TASK DIRECTIONS:
Transcribe the listing exactly, leaving out every picture.

--- start SUPPLIED MATERIAL ---

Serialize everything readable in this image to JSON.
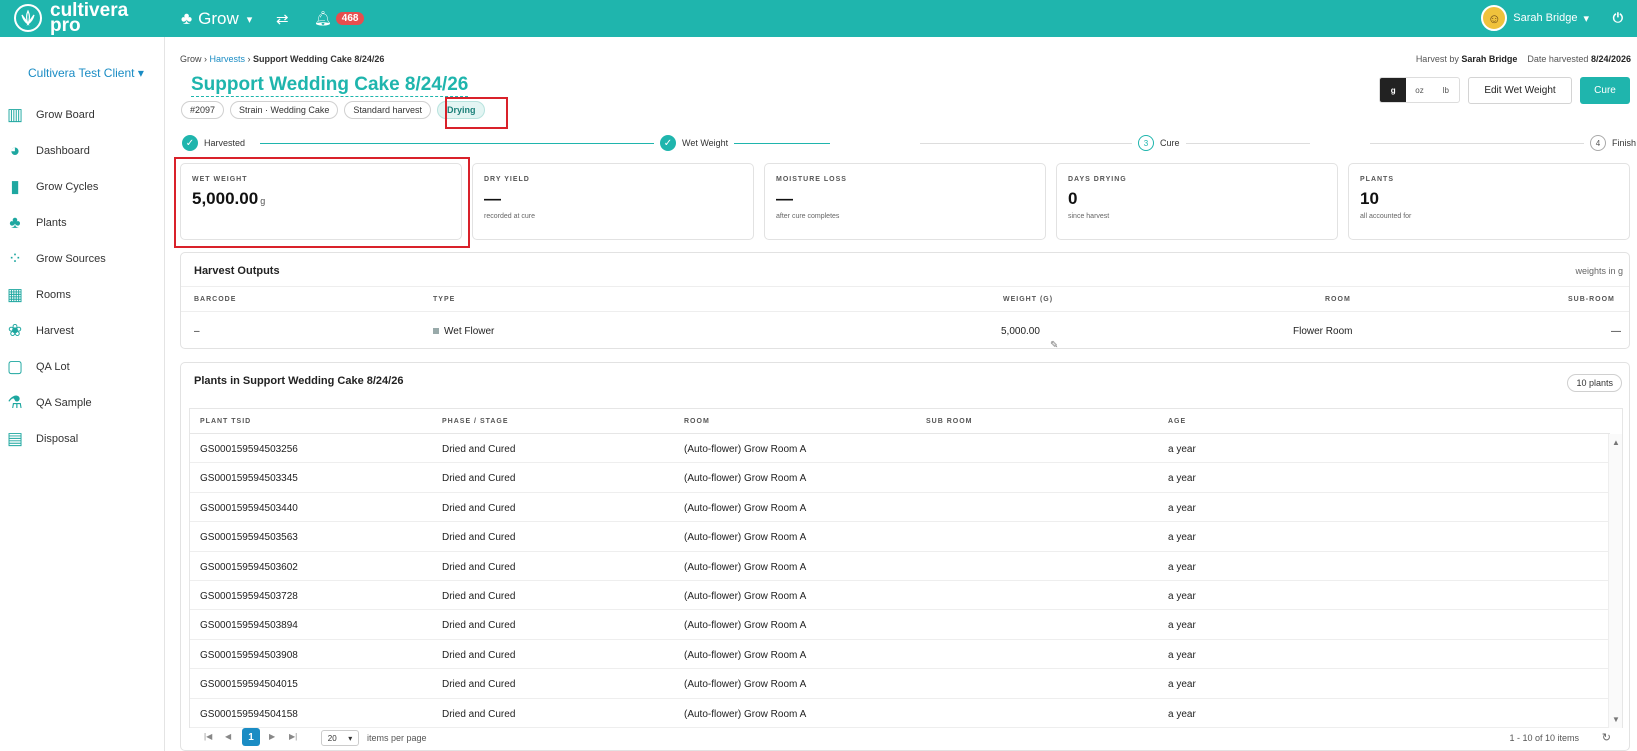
{
  "app": {
    "brand_line1": "cultivera",
    "brand_line2": "pro",
    "grow_menu": "Grow",
    "notifications": "468",
    "user": "Sarah Bridge"
  },
  "sidebar": {
    "client": "Cultivera Test Client",
    "items": [
      {
        "label": "Grow Board",
        "icon": "board-icon"
      },
      {
        "label": "Dashboard",
        "icon": "pie-chart-icon"
      },
      {
        "label": "Grow Cycles",
        "icon": "bar-chart-icon"
      },
      {
        "label": "Plants",
        "icon": "tree-icon"
      },
      {
        "label": "Grow Sources",
        "icon": "seeds-icon"
      },
      {
        "label": "Rooms",
        "icon": "rooms-icon"
      },
      {
        "label": "Harvest",
        "icon": "harvest-icon"
      },
      {
        "label": "QA Lot",
        "icon": "qa-lot-icon"
      },
      {
        "label": "QA Sample",
        "icon": "flask-icon"
      },
      {
        "label": "Disposal",
        "icon": "trash-icon"
      }
    ]
  },
  "breadcrumb": {
    "grow": "Grow",
    "harvests": "Harvests",
    "current": "Support Wedding Cake 8/24/26"
  },
  "page": {
    "title": "Support Wedding Cake 8/24/26",
    "tags": {
      "id": "#2097",
      "strain": "Strain · Wedding Cake",
      "type": "Standard harvest",
      "status": "Drying"
    },
    "harvest_by_label": "Harvest by",
    "harvest_by": "Sarah Bridge",
    "date_label": "Date harvested",
    "date": "8/24/2026"
  },
  "units": {
    "g": "g",
    "oz": "oz",
    "lb": "lb"
  },
  "actions": {
    "edit": "Edit Wet Weight",
    "cure": "Cure"
  },
  "stepper": {
    "s1": "Harvested",
    "s2": "Wet Weight",
    "s3_num": "3",
    "s3": "Cure",
    "s4_num": "4",
    "s4": "Finish"
  },
  "cards": {
    "wet": {
      "label": "WET WEIGHT",
      "value": "5,000.00",
      "unit": "g"
    },
    "dry": {
      "label": "DRY YIELD",
      "value": "—",
      "sub": "recorded at cure"
    },
    "moist": {
      "label": "MOISTURE LOSS",
      "value": "—",
      "sub": "after cure completes"
    },
    "days": {
      "label": "DAYS DRYING",
      "value": "0",
      "sub": "since harvest"
    },
    "plants": {
      "label": "PLANTS",
      "value": "10",
      "sub": "all accounted for"
    }
  },
  "outputs": {
    "title": "Harvest Outputs",
    "note": "weights in g",
    "headers": {
      "barcode": "BARCODE",
      "type": "TYPE",
      "weight": "WEIGHT (G)",
      "room": "ROOM",
      "subroom": "SUB-ROOM"
    },
    "row": {
      "barcode": "–",
      "type": "Wet Flower",
      "weight": "5,000.00",
      "room": "Flower Room",
      "subroom": "—"
    }
  },
  "plants": {
    "title": "Plants in Support Wedding Cake 8/24/26",
    "count": "10 plants",
    "headers": {
      "tsid": "PLANT TSID",
      "phase": "PHASE / STAGE",
      "room": "ROOM",
      "subroom": "SUB ROOM",
      "age": "AGE"
    },
    "rows": [
      {
        "tsid": "GS000159594503256",
        "phase": "Dried and Cured",
        "room": "(Auto-flower) Grow Room A",
        "subroom": "",
        "age": "a year"
      },
      {
        "tsid": "GS000159594503345",
        "phase": "Dried and Cured",
        "room": "(Auto-flower) Grow Room A",
        "subroom": "",
        "age": "a year"
      },
      {
        "tsid": "GS000159594503440",
        "phase": "Dried and Cured",
        "room": "(Auto-flower) Grow Room A",
        "subroom": "",
        "age": "a year"
      },
      {
        "tsid": "GS000159594503563",
        "phase": "Dried and Cured",
        "room": "(Auto-flower) Grow Room A",
        "subroom": "",
        "age": "a year"
      },
      {
        "tsid": "GS000159594503602",
        "phase": "Dried and Cured",
        "room": "(Auto-flower) Grow Room A",
        "subroom": "",
        "age": "a year"
      },
      {
        "tsid": "GS000159594503728",
        "phase": "Dried and Cured",
        "room": "(Auto-flower) Grow Room A",
        "subroom": "",
        "age": "a year"
      },
      {
        "tsid": "GS000159594503894",
        "phase": "Dried and Cured",
        "room": "(Auto-flower) Grow Room A",
        "subroom": "",
        "age": "a year"
      },
      {
        "tsid": "GS000159594503908",
        "phase": "Dried and Cured",
        "room": "(Auto-flower) Grow Room A",
        "subroom": "",
        "age": "a year"
      },
      {
        "tsid": "GS000159594504015",
        "phase": "Dried and Cured",
        "room": "(Auto-flower) Grow Room A",
        "subroom": "",
        "age": "a year"
      },
      {
        "tsid": "GS000159594504158",
        "phase": "Dried and Cured",
        "room": "(Auto-flower) Grow Room A",
        "subroom": "",
        "age": "a year"
      }
    ]
  },
  "pager": {
    "page": "1",
    "per_page": "20",
    "per_page_label": "items per page",
    "info": "1 - 10 of 10 items"
  },
  "colors": {
    "accent": "#1fb5ad",
    "link": "#1a8cc4",
    "badge": "#e84e4e",
    "highlight": "#d9212a"
  }
}
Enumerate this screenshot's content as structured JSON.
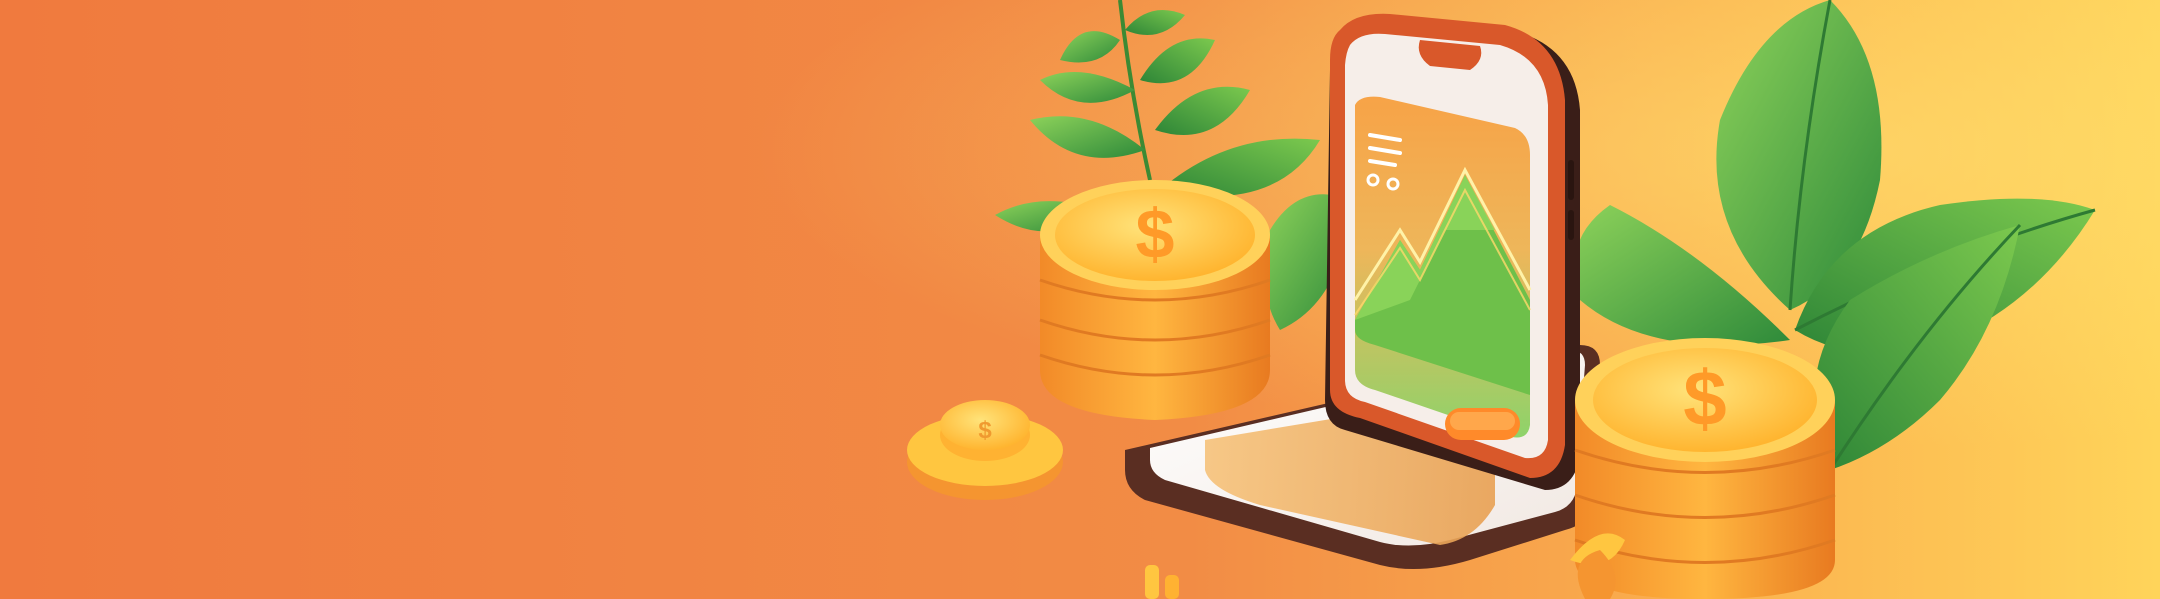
{
  "image": {
    "kind": "illustration",
    "theme": "fintech / savings",
    "colors": {
      "background_left": "#F07A3E",
      "background_right": "#FFD45A",
      "coin_gold": "#FFC640",
      "coin_orange": "#FF9B2F",
      "leaf_green": "#4FAE3E",
      "phone_frame": "#D9582A",
      "chart_green": "#7DCB4C"
    },
    "icons": [
      "dollar-coin-stack-icon",
      "smartphone-icon",
      "growth-chart-icon",
      "leaf-icon",
      "menu-lines-icon"
    ]
  }
}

--- end SUPPLIED MATERIAL ---

FULL RESPONSE:
Serialize everything readable in this image to JSON.
{
  "app": {
    "brand_line1": "cultivera",
    "brand_line2": "pro",
    "grow_menu": "Grow",
    "notifications": "468",
    "user": "Sarah Bridge"
  },
  "sidebar": {
    "client": "Cultivera Test Client",
    "items": [
      {
        "label": "Grow Board",
        "icon": "board-icon"
      },
      {
        "label": "Dashboard",
        "icon": "pie-chart-icon"
      },
      {
        "label": "Grow Cycles",
        "icon": "bar-chart-icon"
      },
      {
        "label": "Plants",
        "icon": "tree-icon"
      },
      {
        "label": "Grow Sources",
        "icon": "seeds-icon"
      },
      {
        "label": "Rooms",
        "icon": "rooms-icon"
      },
      {
        "label": "Harvest",
        "icon": "harvest-icon"
      },
      {
        "label": "QA Lot",
        "icon": "qa-lot-icon"
      },
      {
        "label": "QA Sample",
        "icon": "flask-icon"
      },
      {
        "label": "Disposal",
        "icon": "trash-icon"
      }
    ]
  },
  "breadcrumb": {
    "grow": "Grow",
    "harvests": "Harvests",
    "current": "Support Wedding Cake 8/24/26"
  },
  "page": {
    "title": "Support Wedding Cake 8/24/26",
    "tags": {
      "id": "#2097",
      "strain": "Strain · Wedding Cake",
      "type": "Standard harvest",
      "status": "Drying"
    },
    "harvest_by_label": "Harvest by",
    "harvest_by": "Sarah Bridge",
    "date_label": "Date harvested",
    "date": "8/24/2026"
  },
  "units": {
    "g": "g",
    "oz": "oz",
    "lb": "lb"
  },
  "actions": {
    "edit": "Edit Wet Weight",
    "cure": "Cure"
  },
  "stepper": {
    "s1": "Harvested",
    "s2": "Wet Weight",
    "s3_num": "3",
    "s3": "Cure",
    "s4_num": "4",
    "s4": "Finish"
  },
  "cards": {
    "wet": {
      "label": "WET WEIGHT",
      "value": "5,000.00",
      "unit": "g"
    },
    "dry": {
      "label": "DRY YIELD",
      "value": "—",
      "sub": "recorded at cure"
    },
    "moist": {
      "label": "MOISTURE LOSS",
      "value": "—",
      "sub": "after cure completes"
    },
    "days": {
      "label": "DAYS DRYING",
      "value": "0",
      "sub": "since harvest"
    },
    "plants": {
      "label": "PLANTS",
      "value": "10",
      "sub": "all accounted for"
    }
  },
  "outputs": {
    "title": "Harvest Outputs",
    "note": "weights in g",
    "headers": {
      "barcode": "BARCODE",
      "type": "TYPE",
      "weight": "WEIGHT (G)",
      "room": "ROOM",
      "subroom": "SUB-ROOM"
    },
    "row": {
      "barcode": "–",
      "type": "Wet Flower",
      "weight": "5,000.00",
      "room": "Flower Room",
      "subroom": "—"
    }
  },
  "plants": {
    "title": "Plants in Support Wedding Cake 8/24/26",
    "count": "10 plants",
    "headers": {
      "tsid": "PLANT TSID",
      "phase": "PHASE / STAGE",
      "room": "ROOM",
      "subroom": "SUB ROOM",
      "age": "AGE"
    },
    "rows": [
      {
        "tsid": "GS000159594503256",
        "phase": "Dried and Cured",
        "room": "(Auto-flower) Grow Room A",
        "subroom": "",
        "age": "a year"
      },
      {
        "tsid": "GS000159594503345",
        "phase": "Dried and Cured",
        "room": "(Auto-flower) Grow Room A",
        "subroom": "",
        "age": "a year"
      },
      {
        "tsid": "GS000159594503440",
        "phase": "Dried and Cured",
        "room": "(Auto-flower) Grow Room A",
        "subroom": "",
        "age": "a year"
      },
      {
        "tsid": "GS000159594503563",
        "phase": "Dried and Cured",
        "room": "(Auto-flower) Grow Room A",
        "subroom": "",
        "age": "a year"
      },
      {
        "tsid": "GS000159594503602",
        "phase": "Dried and Cured",
        "room": "(Auto-flower) Grow Room A",
        "subroom": "",
        "age": "a year"
      },
      {
        "tsid": "GS000159594503728",
        "phase": "Dried and Cured",
        "room": "(Auto-flower) Grow Room A",
        "subroom": "",
        "age": "a year"
      },
      {
        "tsid": "GS000159594503894",
        "phase": "Dried and Cured",
        "room": "(Auto-flower) Grow Room A",
        "subroom": "",
        "age": "a year"
      },
      {
        "tsid": "GS000159594503908",
        "phase": "Dried and Cured",
        "room": "(Auto-flower) Grow Room A",
        "subroom": "",
        "age": "a year"
      },
      {
        "tsid": "GS000159594504015",
        "phase": "Dried and Cured",
        "room": "(Auto-flower) Grow Room A",
        "subroom": "",
        "age": "a year"
      },
      {
        "tsid": "GS000159594504158",
        "phase": "Dried and Cured",
        "room": "(Auto-flower) Grow Room A",
        "subroom": "",
        "age": "a year"
      }
    ]
  },
  "pager": {
    "page": "1",
    "per_page": "20",
    "per_page_label": "items per page",
    "info": "1 - 10 of 10 items"
  },
  "colors": {
    "accent": "#1fb5ad",
    "link": "#1a8cc4",
    "badge": "#e84e4e",
    "highlight": "#d9212a"
  }
}
Enumerate this screenshot's content as structured JSON.
{
  "image": {
    "kind": "illustration",
    "theme": "fintech / savings",
    "colors": {
      "background_left": "#F07A3E",
      "background_right": "#FFD45A",
      "coin_gold": "#FFC640",
      "coin_orange": "#FF9B2F",
      "leaf_green": "#4FAE3E",
      "phone_frame": "#D9582A",
      "chart_green": "#7DCB4C"
    },
    "icons": [
      "dollar-coin-stack-icon",
      "smartphone-icon",
      "growth-chart-icon",
      "leaf-icon",
      "menu-lines-icon"
    ]
  }
}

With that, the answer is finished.